_WHAT THIS TASK INVOLVES_: Search the data for the word "Family". Reproduce every line where it is found.
— BEGIN MATERIAL PROVIDED —
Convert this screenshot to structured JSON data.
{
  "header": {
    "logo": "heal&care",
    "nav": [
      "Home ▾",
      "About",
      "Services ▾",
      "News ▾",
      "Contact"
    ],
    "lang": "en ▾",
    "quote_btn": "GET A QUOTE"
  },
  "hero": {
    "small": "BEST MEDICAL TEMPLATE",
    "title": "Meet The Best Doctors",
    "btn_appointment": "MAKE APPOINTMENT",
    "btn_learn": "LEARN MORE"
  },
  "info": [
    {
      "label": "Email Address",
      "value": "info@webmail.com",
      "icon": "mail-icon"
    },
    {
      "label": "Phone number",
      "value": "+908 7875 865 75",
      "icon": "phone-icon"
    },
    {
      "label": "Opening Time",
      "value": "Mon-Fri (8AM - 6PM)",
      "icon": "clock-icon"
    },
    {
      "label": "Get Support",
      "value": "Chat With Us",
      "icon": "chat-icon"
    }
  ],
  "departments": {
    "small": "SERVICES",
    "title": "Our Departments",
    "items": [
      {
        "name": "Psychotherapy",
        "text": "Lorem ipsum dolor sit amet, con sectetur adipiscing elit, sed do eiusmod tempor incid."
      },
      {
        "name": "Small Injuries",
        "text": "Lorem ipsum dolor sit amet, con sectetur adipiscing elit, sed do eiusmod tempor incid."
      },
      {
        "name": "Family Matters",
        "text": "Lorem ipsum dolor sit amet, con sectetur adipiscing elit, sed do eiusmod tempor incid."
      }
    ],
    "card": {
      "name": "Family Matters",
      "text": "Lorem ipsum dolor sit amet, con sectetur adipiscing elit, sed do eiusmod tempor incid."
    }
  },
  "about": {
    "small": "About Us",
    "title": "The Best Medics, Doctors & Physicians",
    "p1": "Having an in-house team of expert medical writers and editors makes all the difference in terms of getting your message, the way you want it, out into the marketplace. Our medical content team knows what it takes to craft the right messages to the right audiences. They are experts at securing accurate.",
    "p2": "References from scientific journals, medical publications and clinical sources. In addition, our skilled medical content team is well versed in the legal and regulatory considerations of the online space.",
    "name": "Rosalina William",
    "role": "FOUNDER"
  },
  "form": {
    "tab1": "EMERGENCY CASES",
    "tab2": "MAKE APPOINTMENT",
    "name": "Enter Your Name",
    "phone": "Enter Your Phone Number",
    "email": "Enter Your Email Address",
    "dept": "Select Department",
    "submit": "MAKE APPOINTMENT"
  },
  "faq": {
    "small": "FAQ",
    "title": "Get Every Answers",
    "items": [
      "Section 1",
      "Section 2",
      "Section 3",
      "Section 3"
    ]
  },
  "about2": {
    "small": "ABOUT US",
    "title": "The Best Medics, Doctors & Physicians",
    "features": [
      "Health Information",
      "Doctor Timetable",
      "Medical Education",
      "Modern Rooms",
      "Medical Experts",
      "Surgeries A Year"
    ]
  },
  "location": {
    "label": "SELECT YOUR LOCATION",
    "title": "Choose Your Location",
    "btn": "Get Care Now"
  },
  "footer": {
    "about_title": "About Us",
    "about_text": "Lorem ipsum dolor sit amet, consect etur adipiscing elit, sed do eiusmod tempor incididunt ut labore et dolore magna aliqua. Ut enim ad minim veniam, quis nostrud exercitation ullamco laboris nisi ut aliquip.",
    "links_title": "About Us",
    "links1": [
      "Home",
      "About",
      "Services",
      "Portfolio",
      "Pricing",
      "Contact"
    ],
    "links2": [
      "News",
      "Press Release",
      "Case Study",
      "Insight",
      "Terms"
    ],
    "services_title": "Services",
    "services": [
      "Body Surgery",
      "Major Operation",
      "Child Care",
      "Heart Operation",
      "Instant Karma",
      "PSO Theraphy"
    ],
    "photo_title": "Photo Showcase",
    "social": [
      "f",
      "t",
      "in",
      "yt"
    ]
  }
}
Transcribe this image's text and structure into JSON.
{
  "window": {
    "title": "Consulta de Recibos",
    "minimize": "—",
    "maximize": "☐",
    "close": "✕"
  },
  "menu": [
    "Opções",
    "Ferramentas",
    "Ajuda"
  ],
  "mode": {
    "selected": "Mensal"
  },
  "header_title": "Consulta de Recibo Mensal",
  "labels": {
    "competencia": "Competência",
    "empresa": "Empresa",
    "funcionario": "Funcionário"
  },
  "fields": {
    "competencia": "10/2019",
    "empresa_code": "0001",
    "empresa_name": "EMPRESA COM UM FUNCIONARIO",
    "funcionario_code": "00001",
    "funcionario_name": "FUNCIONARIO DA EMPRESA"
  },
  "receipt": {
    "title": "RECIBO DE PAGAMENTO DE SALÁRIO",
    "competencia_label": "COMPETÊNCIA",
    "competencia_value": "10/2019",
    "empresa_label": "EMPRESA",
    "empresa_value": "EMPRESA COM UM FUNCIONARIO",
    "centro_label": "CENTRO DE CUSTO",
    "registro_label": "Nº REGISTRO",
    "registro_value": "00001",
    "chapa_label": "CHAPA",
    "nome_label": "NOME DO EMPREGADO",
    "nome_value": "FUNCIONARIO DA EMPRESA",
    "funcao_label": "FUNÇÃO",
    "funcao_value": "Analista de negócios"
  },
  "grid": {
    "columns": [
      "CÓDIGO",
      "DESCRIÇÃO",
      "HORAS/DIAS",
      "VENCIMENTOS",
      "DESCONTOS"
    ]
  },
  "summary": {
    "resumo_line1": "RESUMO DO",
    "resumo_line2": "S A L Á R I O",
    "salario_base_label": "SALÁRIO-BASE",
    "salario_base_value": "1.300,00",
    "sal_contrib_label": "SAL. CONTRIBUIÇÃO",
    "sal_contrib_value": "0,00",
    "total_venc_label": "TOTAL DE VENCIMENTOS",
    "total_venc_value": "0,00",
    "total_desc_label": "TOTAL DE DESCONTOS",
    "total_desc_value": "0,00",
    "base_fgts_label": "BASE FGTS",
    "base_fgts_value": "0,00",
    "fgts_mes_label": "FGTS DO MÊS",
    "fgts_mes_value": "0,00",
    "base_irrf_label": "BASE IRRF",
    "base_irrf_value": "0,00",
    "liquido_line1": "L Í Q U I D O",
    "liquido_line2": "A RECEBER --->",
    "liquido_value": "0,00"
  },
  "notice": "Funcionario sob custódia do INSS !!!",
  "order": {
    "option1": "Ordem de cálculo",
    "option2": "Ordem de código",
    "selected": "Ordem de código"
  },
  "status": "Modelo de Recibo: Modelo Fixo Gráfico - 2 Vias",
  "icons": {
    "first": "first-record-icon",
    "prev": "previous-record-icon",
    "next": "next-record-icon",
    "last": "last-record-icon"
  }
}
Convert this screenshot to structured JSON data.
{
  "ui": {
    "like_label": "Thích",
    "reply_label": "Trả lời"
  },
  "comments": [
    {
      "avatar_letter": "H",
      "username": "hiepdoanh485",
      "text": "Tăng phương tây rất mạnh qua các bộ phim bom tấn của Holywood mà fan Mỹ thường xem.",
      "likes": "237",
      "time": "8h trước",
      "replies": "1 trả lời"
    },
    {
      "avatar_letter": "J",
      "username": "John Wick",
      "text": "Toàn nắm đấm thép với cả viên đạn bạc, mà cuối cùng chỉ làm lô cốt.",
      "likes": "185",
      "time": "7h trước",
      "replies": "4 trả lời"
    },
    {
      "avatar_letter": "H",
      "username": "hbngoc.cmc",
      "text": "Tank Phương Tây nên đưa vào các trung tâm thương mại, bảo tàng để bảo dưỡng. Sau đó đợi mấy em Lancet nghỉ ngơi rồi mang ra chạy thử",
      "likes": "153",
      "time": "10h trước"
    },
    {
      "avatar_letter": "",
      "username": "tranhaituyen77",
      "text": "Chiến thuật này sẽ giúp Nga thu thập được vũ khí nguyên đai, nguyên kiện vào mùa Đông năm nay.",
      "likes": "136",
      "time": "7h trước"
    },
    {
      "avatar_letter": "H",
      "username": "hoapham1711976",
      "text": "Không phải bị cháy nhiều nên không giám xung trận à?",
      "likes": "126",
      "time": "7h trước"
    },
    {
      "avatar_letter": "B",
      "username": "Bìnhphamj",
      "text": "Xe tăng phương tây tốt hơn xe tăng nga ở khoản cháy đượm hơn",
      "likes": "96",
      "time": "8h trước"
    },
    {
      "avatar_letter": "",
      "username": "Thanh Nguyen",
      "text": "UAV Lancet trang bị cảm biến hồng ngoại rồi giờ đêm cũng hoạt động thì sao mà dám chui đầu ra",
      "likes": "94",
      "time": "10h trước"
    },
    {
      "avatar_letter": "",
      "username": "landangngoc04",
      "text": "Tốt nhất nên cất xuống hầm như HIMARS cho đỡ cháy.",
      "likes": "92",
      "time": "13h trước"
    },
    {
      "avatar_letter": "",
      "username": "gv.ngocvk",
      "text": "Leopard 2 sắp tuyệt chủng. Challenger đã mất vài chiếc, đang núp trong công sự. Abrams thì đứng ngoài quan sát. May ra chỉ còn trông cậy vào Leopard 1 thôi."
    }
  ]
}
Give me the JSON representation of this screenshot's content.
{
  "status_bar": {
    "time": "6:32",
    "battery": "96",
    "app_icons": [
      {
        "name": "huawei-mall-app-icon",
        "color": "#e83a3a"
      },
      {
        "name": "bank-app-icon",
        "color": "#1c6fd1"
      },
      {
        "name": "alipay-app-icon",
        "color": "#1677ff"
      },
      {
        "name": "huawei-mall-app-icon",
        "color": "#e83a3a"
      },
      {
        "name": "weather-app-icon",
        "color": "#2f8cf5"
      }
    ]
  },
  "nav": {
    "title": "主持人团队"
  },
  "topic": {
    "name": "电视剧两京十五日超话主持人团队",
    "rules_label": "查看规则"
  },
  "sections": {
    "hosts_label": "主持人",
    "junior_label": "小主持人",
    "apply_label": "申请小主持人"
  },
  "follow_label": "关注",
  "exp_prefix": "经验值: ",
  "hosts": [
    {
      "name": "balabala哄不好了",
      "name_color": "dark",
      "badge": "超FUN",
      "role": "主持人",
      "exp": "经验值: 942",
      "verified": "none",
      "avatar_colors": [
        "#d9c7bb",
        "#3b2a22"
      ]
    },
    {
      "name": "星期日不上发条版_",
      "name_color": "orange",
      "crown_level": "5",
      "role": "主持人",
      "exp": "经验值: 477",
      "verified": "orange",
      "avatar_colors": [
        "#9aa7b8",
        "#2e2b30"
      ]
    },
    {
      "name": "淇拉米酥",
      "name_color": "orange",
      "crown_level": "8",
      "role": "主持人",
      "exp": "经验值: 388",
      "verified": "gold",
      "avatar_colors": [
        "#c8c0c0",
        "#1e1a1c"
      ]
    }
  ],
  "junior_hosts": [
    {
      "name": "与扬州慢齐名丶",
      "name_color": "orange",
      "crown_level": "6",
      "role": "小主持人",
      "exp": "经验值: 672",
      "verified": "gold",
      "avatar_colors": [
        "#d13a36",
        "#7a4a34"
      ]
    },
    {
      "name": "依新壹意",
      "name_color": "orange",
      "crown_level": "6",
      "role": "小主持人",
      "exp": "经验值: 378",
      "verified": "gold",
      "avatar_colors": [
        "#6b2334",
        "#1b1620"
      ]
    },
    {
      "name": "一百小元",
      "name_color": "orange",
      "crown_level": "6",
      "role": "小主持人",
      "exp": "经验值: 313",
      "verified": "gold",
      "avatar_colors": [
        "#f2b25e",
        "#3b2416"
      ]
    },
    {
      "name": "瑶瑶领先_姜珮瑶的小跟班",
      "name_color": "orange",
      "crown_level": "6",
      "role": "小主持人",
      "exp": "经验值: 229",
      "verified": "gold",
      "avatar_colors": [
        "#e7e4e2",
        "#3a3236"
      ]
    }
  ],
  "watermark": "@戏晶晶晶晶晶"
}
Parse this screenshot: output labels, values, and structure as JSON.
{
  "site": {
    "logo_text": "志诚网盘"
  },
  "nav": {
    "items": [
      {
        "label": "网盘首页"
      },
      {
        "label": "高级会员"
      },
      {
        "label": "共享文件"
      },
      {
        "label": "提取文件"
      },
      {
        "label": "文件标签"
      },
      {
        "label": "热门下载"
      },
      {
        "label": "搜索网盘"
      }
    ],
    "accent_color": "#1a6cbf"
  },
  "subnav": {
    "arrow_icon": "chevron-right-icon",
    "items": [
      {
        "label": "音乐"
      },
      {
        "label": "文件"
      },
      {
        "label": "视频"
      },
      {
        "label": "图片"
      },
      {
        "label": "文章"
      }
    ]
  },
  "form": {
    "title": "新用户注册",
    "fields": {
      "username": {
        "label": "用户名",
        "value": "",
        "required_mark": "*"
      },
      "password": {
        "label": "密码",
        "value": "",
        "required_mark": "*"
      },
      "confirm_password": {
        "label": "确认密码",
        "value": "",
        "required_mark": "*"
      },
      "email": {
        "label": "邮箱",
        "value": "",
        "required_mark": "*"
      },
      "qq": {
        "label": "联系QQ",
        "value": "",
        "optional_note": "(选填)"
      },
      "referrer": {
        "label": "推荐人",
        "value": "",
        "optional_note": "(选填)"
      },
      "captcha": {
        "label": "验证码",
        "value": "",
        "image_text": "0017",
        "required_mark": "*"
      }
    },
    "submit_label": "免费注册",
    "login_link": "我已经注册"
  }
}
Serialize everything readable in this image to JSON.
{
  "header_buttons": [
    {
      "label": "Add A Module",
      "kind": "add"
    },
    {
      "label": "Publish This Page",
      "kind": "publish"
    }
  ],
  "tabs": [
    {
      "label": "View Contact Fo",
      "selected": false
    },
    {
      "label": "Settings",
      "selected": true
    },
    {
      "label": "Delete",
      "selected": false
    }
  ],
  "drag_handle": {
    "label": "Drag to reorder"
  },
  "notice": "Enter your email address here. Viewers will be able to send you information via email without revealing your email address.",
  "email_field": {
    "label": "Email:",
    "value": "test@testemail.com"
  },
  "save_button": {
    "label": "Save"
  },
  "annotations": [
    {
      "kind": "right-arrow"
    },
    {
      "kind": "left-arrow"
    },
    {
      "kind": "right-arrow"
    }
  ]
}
— END MATERIAL PROVIDED —
_RIGHT ANSWER_:
        "name": "Family Matters",
      "name": "Family Matters",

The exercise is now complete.